**WHAT YOU WILL DO**: Transcribe every line of the records verbatim.

#####

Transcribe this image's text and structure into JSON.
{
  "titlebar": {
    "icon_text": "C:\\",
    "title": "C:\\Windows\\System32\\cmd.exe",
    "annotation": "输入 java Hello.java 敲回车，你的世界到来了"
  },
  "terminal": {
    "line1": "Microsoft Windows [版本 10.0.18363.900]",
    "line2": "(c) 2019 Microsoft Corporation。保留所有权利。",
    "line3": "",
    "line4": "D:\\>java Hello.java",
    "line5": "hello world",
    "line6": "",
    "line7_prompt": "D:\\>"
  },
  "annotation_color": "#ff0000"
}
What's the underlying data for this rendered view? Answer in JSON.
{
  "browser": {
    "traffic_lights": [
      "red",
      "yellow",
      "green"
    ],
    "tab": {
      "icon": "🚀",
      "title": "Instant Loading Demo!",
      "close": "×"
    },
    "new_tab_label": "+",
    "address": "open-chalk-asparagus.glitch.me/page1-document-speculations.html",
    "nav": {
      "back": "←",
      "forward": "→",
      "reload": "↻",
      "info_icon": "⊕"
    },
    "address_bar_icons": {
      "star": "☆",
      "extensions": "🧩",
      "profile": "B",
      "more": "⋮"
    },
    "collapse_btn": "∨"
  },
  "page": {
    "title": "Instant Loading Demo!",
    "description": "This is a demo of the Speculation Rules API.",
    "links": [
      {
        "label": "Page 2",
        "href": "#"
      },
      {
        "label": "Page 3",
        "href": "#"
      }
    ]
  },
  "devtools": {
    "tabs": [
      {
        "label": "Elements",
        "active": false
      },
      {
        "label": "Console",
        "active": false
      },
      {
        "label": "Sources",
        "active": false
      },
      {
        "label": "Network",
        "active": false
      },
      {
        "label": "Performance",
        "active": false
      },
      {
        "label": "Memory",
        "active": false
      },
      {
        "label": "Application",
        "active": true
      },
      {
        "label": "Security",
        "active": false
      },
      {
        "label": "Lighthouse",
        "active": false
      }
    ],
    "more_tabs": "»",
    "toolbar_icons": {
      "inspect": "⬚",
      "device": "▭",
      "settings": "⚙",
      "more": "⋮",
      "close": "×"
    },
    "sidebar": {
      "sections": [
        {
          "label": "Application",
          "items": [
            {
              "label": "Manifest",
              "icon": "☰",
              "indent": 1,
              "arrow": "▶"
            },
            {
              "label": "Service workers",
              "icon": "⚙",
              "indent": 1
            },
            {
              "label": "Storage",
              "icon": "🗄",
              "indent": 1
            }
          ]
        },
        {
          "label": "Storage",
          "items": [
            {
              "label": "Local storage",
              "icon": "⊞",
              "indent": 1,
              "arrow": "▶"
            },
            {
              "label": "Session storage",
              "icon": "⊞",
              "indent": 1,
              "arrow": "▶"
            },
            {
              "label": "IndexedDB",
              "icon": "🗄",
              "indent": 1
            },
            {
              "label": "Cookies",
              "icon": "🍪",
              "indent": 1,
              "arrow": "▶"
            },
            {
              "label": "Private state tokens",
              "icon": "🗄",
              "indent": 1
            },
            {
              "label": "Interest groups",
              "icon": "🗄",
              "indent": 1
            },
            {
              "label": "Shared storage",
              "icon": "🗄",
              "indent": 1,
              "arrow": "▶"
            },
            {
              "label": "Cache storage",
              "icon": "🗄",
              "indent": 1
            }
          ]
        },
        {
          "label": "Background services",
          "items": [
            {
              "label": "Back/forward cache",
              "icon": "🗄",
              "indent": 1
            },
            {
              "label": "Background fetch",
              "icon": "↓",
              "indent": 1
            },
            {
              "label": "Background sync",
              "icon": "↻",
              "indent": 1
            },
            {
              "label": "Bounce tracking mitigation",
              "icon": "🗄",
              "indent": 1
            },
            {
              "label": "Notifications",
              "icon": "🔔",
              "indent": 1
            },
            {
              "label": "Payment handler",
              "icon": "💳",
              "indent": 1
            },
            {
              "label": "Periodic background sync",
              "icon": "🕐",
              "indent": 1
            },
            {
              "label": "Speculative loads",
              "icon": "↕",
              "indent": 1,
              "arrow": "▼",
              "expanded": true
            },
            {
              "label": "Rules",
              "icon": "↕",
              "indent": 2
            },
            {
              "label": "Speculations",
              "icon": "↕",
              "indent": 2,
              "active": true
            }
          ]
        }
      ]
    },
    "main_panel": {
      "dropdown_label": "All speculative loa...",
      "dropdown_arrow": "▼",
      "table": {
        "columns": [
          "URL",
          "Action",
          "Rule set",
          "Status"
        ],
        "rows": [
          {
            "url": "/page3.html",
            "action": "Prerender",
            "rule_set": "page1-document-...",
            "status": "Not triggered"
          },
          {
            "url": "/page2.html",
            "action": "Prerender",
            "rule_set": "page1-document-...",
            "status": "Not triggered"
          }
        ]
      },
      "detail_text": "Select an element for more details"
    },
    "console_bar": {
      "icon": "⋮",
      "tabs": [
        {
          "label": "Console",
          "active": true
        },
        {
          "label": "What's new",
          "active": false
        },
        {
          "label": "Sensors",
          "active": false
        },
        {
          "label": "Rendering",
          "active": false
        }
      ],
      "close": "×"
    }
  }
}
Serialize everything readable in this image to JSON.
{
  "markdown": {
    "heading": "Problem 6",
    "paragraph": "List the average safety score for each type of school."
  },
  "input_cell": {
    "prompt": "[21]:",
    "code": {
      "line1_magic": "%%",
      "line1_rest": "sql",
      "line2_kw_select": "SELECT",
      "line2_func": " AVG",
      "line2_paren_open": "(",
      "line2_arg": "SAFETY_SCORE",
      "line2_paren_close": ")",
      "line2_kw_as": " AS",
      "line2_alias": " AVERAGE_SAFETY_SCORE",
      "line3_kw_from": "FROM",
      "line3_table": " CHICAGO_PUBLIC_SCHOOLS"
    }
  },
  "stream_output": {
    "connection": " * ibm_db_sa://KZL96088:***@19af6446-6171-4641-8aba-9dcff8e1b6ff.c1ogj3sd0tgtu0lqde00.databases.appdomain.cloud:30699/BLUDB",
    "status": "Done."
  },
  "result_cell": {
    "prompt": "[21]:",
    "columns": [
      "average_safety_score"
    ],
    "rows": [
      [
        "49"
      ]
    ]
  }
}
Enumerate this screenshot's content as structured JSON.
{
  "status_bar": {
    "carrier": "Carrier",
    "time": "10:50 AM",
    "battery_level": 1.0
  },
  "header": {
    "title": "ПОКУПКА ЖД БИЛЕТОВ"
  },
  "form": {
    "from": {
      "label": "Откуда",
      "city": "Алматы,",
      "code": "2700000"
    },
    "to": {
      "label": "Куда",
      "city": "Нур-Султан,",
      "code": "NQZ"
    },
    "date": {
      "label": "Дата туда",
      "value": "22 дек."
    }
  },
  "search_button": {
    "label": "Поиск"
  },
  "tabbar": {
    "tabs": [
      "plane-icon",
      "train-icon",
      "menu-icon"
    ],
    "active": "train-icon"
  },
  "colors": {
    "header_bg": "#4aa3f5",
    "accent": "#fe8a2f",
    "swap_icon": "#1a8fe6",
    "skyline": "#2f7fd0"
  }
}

#####

**EXERCISE RESPONSE**:
Transcribe this image's text and structure into JSON.
{
  "titlebar": {
    "icon_text": "C:\\",
    "title": "C:\\Windows\\System32\\cmd.exe",
    "annotation": "输入 java Hello.java 敲回车，你的世界到来了"
  },
  "terminal": {
    "line1": "Microsoft Windows [版本 10.0.18363.900]",
    "line2": "(c) 2019 Microsoft Corporation。保留所有权利。",
    "line3": "",
    "line4": "D:\\>java Hello.java",
    "line5": "hello world",
    "line6": "",
    "line7_prompt": "D:\\>"
  },
  "annotation_color": "#ff0000"
}
What's the underlying data for this rendered view? Answer in JSON.
{
  "browser": {
    "traffic_lights": [
      "red",
      "yellow",
      "green"
    ],
    "tab": {
      "icon": "🚀",
      "title": "Instant Loading Demo!",
      "close": "×"
    },
    "new_tab_label": "+",
    "address": "open-chalk-asparagus.glitch.me/page1-document-speculations.html",
    "nav": {
      "back": "←",
      "forward": "→",
      "reload": "↻",
      "info_icon": "⊕"
    },
    "address_bar_icons": {
      "star": "☆",
      "extensions": "🧩",
      "profile": "B",
      "more": "⋮"
    },
    "collapse_btn": "∨"
  },
  "page": {
    "title": "Instant Loading Demo!",
    "description": "This is a demo of the Speculation Rules API.",
    "links": [
      {
        "label": "Page 2",
        "href": "#"
      },
      {
        "label": "Page 3",
        "href": "#"
      }
    ]
  },
  "devtools": {
    "tabs": [
      {
        "label": "Elements",
        "active": false
      },
      {
        "label": "Console",
        "active": false
      },
      {
        "label": "Sources",
        "active": false
      },
      {
        "label": "Network",
        "active": false
      },
      {
        "label": "Performance",
        "active": false
      },
      {
        "label": "Memory",
        "active": false
      },
      {
        "label": "Application",
        "active": true
      },
      {
        "label": "Security",
        "active": false
      },
      {
        "label": "Lighthouse",
        "active": false
      }
    ],
    "more_tabs": "»",
    "toolbar_icons": {
      "inspect": "⬚",
      "device": "▭",
      "settings": "⚙",
      "more": "⋮",
      "close": "×"
    },
    "sidebar": {
      "sections": [
        {
          "label": "Application",
          "items": [
            {
              "label": "Manifest",
              "icon": "☰",
              "indent": 1,
              "arrow": "▶"
            },
            {
              "label": "Service workers",
              "icon": "⚙",
              "indent": 1
            },
            {
              "label": "Storage",
              "icon": "🗄",
              "indent": 1
            }
          ]
        },
        {
          "label": "Storage",
          "items": [
            {
              "label": "Local storage",
              "icon": "⊞",
              "indent": 1,
              "arrow": "▶"
            },
            {
              "label": "Session storage",
              "icon": "⊞",
              "indent": 1,
              "arrow": "▶"
            },
            {
              "label": "IndexedDB",
              "icon": "🗄",
              "indent": 1
            },
            {
              "label": "Cookies",
              "icon": "🍪",
              "indent": 1,
              "arrow": "▶"
            },
            {
              "label": "Private state tokens",
              "icon": "🗄",
              "indent": 1
            },
            {
              "label": "Interest groups",
              "icon": "🗄",
              "indent": 1
            },
            {
              "label": "Shared storage",
              "icon": "🗄",
              "indent": 1,
              "arrow": "▶"
            },
            {
              "label": "Cache storage",
              "icon": "🗄",
              "indent": 1
            }
          ]
        },
        {
          "label": "Background services",
          "items": [
            {
              "label": "Back/forward cache",
              "icon": "🗄",
              "indent": 1
            },
            {
              "label": "Background fetch",
              "icon": "↓",
              "indent": 1
            },
            {
              "label": "Background sync",
              "icon": "↻",
              "indent": 1
            },
            {
              "label": "Bounce tracking mitigation",
              "icon": "🗄",
              "indent": 1
            },
            {
              "label": "Notifications",
              "icon": "🔔",
              "indent": 1
            },
            {
              "label": "Payment handler",
              "icon": "💳",
              "indent": 1
            },
            {
              "label": "Periodic background sync",
              "icon": "🕐",
              "indent": 1
            },
            {
              "label": "Speculative loads",
              "icon": "↕",
              "indent": 1,
              "arrow": "▼",
              "expanded": true
            },
            {
              "label": "Rules",
              "icon": "↕",
              "indent": 2
            },
            {
              "label": "Speculations",
              "icon": "↕",
              "indent": 2,
              "active": true
            }
          ]
        }
      ]
    },
    "main_panel": {
      "dropdown_label": "All speculative loa...",
      "dropdown_arrow": "▼",
      "table": {
        "columns": [
          "URL",
          "Action",
          "Rule set",
          "Status"
        ],
        "rows": [
          {
            "url": "/page3.html",
            "action": "Prerender",
            "rule_set": "page1-document-...",
            "status": "Not triggered"
          },
          {
            "url": "/page2.html",
            "action": "Prerender",
            "rule_set": "page1-document-...",
            "status": "Not triggered"
          }
        ]
      },
      "detail_text": "Select an element for more details"
    },
    "console_bar": {
      "icon": "⋮",
      "tabs": [
        {
          "label": "Console",
          "active": true
        },
        {
          "label": "What's new",
          "active": false
        },
        {
          "label": "Sensors",
          "active": false
        },
        {
          "label": "Rendering",
          "active": false
        }
      ],
      "close": "×"
    }
  }
}
Serialize everything readable in this image to JSON.
{
  "markdown": {
    "heading": "Problem 6",
    "paragraph": "List the average safety score for each type of school."
  },
  "input_cell": {
    "prompt": "[21]:",
    "code": {
      "line1_magic": "%%",
      "line1_rest": "sql",
      "line2_kw_select": "SELECT",
      "line2_func": " AVG",
      "line2_paren_open": "(",
      "line2_arg": "SAFETY_SCORE",
      "line2_paren_close": ")",
      "line2_kw_as": " AS",
      "line2_alias": " AVERAGE_SAFETY_SCORE",
      "line3_kw_from": "FROM",
      "line3_table": " CHICAGO_PUBLIC_SCHOOLS"
    }
  },
  "stream_output": {
    "connection": " * ibm_db_sa://KZL96088:***@19af6446-6171-4641-8aba-9dcff8e1b6ff.c1ogj3sd0tgtu0lqde00.databases.appdomain.cloud:30699/BLUDB",
    "status": "Done."
  },
  "result_cell": {
    "prompt": "[21]:",
    "columns": [
      "average_safety_score"
    ],
    "rows": [
      [
        "49"
      ]
    ]
  }
}
Enumerate this screenshot's content as structured JSON.
{
  "status_bar": {
    "carrier": "Carrier",
    "time": "10:50 AM",
    "battery_level": 1.0
  },
  "header": {
    "title": "ПОКУПКА ЖД БИЛЕТОВ"
  },
  "form": {
    "from": {
      "label": "Откуда",
      "city": "Алматы,",
      "code": "2700000"
    },
    "to": {
      "label": "Куда",
      "city": "Нур-Султан,",
      "code": "NQZ"
    },
    "date": {
      "label": "Дата туда",
      "value": "22 дек."
    }
  },
  "search_button": {
    "label": "Поиск"
  },
  "tabbar": {
    "tabs": [
      "plane-icon",
      "train-icon",
      "menu-icon"
    ],
    "active": "train-icon"
  },
  "colors": {
    "header_bg": "#4aa3f5",
    "accent": "#fe8a2f",
    "swap_icon": "#1a8fe6",
    "skyline": "#2f7fd0"
  }
}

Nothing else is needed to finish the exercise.